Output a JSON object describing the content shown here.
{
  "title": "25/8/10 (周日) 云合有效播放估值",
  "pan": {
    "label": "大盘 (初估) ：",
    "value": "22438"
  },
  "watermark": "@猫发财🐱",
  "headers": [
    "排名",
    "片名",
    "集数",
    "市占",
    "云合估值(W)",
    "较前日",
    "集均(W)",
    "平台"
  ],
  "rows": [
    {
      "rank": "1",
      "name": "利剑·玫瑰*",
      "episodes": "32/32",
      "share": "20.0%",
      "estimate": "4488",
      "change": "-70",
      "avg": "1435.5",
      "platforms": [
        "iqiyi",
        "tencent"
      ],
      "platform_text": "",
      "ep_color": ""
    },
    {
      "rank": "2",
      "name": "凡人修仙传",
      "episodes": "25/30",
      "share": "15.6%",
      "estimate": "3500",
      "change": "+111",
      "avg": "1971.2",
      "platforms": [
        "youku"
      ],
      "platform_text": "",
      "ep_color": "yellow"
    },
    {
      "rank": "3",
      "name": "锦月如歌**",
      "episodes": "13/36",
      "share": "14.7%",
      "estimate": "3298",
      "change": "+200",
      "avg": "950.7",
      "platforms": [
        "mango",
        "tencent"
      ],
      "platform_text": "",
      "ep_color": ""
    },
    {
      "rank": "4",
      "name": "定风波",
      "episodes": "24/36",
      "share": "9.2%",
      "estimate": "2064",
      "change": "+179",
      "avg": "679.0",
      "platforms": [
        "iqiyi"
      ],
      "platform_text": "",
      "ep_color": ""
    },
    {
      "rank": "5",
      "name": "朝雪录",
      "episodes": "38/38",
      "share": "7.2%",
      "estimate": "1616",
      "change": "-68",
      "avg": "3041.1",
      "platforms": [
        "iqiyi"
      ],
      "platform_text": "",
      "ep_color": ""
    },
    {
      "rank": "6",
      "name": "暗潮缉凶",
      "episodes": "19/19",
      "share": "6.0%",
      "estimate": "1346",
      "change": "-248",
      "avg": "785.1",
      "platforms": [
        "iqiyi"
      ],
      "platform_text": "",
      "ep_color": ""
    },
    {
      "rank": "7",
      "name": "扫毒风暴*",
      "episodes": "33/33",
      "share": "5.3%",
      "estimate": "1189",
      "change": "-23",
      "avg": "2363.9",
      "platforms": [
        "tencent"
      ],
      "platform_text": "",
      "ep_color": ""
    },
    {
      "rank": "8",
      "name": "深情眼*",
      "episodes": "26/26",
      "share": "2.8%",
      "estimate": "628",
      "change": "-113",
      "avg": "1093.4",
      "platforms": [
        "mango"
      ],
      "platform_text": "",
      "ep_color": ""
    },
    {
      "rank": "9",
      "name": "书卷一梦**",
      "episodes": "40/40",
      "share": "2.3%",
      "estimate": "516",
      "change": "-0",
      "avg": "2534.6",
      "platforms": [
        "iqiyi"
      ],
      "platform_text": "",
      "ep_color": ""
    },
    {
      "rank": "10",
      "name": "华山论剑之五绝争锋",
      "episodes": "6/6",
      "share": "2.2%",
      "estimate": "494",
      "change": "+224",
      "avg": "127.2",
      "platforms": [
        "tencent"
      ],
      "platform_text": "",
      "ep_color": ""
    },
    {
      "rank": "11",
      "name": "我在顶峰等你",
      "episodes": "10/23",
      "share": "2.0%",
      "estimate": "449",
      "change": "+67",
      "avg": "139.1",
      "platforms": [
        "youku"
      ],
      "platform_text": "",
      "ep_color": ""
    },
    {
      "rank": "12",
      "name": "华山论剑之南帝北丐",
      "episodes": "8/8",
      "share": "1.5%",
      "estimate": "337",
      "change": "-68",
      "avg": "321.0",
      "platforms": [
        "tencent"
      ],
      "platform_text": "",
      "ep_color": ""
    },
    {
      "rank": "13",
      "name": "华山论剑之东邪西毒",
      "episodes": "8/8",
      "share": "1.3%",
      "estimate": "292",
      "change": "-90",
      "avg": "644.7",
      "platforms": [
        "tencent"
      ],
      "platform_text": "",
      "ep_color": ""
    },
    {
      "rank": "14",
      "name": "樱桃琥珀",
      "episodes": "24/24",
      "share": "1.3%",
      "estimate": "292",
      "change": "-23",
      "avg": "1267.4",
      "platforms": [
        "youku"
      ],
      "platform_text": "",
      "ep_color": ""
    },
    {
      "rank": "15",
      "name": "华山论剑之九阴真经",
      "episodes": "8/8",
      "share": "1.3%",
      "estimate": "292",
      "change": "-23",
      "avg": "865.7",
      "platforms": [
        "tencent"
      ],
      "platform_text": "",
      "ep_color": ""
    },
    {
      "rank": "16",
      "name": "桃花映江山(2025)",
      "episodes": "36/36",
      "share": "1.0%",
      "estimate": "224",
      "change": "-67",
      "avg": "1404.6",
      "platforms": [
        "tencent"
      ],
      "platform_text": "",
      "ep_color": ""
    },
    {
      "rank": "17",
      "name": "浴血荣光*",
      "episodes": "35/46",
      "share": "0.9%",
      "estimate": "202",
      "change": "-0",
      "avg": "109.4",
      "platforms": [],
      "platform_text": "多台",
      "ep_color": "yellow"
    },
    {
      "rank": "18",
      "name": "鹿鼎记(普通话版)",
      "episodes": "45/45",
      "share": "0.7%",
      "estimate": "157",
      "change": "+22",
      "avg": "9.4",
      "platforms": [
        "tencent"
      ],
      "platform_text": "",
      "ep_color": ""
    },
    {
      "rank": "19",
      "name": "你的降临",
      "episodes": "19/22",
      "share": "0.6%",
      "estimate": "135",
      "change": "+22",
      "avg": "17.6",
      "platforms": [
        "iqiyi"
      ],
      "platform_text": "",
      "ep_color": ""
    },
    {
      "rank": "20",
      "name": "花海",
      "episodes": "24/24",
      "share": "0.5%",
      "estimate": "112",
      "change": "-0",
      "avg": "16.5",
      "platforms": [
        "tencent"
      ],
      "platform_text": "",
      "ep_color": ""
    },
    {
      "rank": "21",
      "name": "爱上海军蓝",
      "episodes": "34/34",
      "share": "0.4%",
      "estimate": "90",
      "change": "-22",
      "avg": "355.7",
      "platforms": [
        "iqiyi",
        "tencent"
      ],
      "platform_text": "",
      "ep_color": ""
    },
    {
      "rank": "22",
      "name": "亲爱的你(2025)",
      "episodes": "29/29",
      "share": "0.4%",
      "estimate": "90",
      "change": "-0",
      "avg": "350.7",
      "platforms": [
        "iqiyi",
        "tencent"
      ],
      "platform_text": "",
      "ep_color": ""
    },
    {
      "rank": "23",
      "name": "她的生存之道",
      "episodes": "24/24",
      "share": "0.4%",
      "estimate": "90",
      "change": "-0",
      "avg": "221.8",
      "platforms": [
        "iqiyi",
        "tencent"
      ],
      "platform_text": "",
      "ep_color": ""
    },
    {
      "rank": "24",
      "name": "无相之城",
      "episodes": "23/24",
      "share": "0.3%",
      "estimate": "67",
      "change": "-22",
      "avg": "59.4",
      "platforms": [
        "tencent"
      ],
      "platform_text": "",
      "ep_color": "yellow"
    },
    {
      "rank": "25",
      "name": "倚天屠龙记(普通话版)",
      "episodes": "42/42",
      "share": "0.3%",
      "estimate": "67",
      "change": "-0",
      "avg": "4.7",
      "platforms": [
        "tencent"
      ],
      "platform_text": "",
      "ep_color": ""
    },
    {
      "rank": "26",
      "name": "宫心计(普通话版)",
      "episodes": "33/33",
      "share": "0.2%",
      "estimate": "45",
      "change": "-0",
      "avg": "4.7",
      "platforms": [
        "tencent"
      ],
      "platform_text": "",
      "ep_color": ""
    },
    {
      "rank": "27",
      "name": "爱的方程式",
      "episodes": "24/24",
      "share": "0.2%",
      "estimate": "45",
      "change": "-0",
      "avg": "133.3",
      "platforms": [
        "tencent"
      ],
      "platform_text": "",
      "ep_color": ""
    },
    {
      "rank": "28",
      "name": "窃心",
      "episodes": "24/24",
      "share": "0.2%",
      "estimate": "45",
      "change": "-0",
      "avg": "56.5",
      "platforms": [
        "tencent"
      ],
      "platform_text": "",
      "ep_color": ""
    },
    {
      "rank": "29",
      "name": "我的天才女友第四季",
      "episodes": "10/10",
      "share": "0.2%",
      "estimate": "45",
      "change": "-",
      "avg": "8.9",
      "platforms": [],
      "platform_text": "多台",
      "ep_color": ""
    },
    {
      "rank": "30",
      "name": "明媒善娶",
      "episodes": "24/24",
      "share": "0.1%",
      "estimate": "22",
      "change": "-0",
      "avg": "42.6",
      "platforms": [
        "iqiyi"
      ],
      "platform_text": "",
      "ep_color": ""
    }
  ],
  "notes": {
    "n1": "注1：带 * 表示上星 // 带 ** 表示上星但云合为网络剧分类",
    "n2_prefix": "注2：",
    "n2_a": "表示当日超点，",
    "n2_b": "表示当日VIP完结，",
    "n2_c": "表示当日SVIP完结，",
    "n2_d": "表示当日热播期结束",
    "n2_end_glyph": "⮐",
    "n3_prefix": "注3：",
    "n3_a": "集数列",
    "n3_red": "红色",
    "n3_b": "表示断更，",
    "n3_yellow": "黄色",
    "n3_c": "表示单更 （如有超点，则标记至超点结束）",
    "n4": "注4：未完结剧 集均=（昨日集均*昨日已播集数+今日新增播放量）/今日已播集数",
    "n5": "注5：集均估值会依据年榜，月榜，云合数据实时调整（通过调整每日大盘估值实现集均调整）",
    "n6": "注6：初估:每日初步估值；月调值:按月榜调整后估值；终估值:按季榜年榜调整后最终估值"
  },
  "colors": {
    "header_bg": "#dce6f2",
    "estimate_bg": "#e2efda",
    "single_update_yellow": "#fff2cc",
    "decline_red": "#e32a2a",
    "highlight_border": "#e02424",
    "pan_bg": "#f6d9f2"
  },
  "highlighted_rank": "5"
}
○ ○ ○ ○ ○ ○ ○
[Directions]
Report how many lines in the listing above include the word "普通话版". Give nothing but the number.

[Answer to this exercise]
3